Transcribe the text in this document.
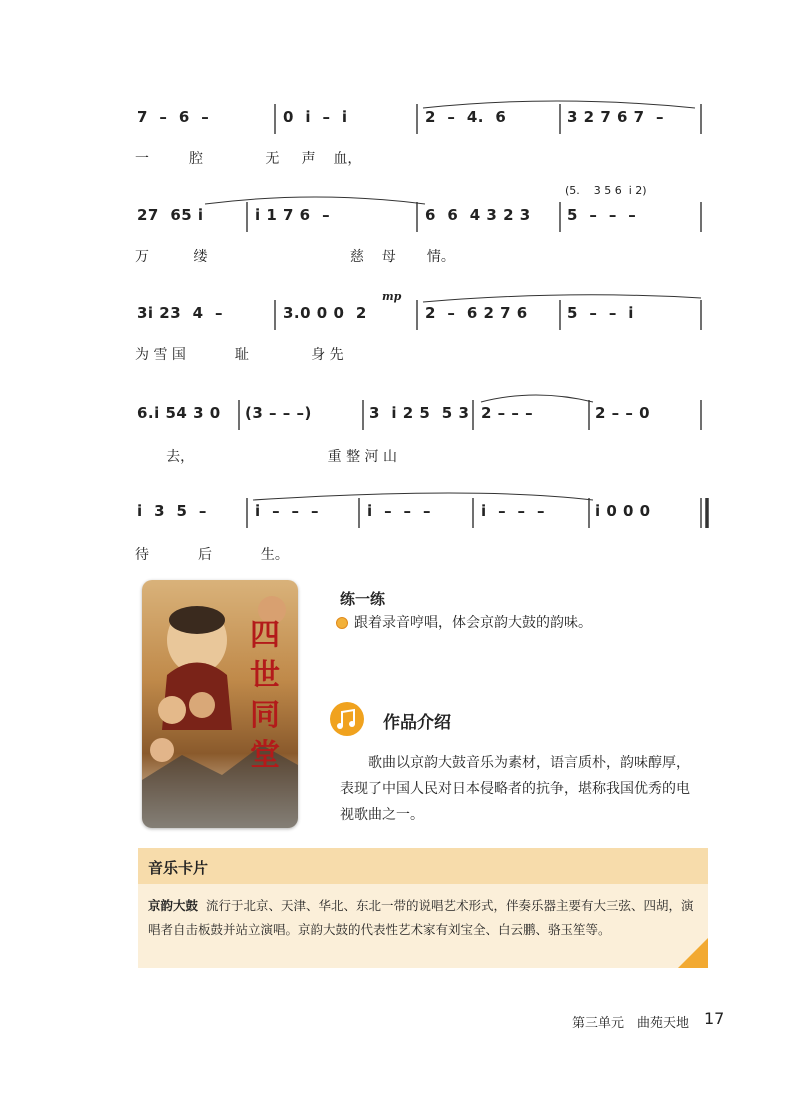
7  –  6  –	0  i̇  –  i̇	2  –  4.  6	3 2 7 6 7  –
一         腔              无     声    血，
(5.    3 5 6  i̇ 2)
27  65 i̇	i̇ 1 7 6  –	6  6  4 3 2 3 5  –  –  –
万          缕                                慈    母       情。
mp
3i 23  4  –	3.0 0 0  2	2  –  6 2 7 6	5  –  –  i̇
为 雪 国           耻              身 先
6.i 54 3 0 (3 – – –)	3  i̇ 2 5  5 3 2 – – –	2 – – 0
去，                              重 整 河 山
i̇  3  5  –	i̇  –  –  –	i̇  –  –  –	i̇  –  –  –	i̇ 0 0 0
待           后           生。
四世同堂
练一练
跟着录音哼唱，体会京韵大鼓的韵味。
作品介绍
歌曲以京韵大鼓音乐为素材，语言质朴，韵味醇厚，表现了中国人民对日本侵略者的抗争，堪称我国优秀的电视歌曲之一。
音乐卡片
京韵大鼓 流行于北京、天津、华北、东北一带的说唱艺术形式，伴奏乐器主要有大三弦、四胡，演唱者自击板鼓并站立演唱。京韵大鼓的代表性艺术家有刘宝全、白云鹏、骆玉笙等。
第三单元　曲苑天地 17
==========
**GIVEN INSTRUCTION:** All of the records need repeating exactly, except for the pictures.

**TASK RESULT:**
Transcribe the text in this document.
7  –  6  –	0  i̇  –  i̇	2  –  4.  6	3 2 7 6 7  –
一         腔              无     声    血，
(5.    3 5 6  i̇ 2)
27  65 i̇	i̇ 1 7 6  –	6  6  4 3 2 3 5  –  –  –
万          缕                                慈    母       情。
mp
3i 23  4  –	3.0 0 0  2	2  –  6 2 7 6	5  –  –  i̇
为 雪 国           耻              身 先
6.i 54 3 0 (3 – – –)	3  i̇ 2 5  5 3 2 – – –	2 – – 0
去，                              重 整 河 山
i̇  3  5  –	i̇  –  –  –	i̇  –  –  –	i̇  –  –  –	i̇ 0 0 0
待           后           生。
四世同堂
练一练
跟着录音哼唱，体会京韵大鼓的韵味。
作品介绍
歌曲以京韵大鼓音乐为素材，语言质朴，韵味醇厚，表现了中国人民对日本侵略者的抗争，堪称我国优秀的电视歌曲之一。
音乐卡片
京韵大鼓 流行于北京、天津、华北、东北一带的说唱艺术形式，伴奏乐器主要有大三弦、四胡，演唱者自击板鼓并站立演唱。京韵大鼓的代表性艺术家有刘宝全、白云鹏、骆玉笙等。
第三单元　曲苑天地 17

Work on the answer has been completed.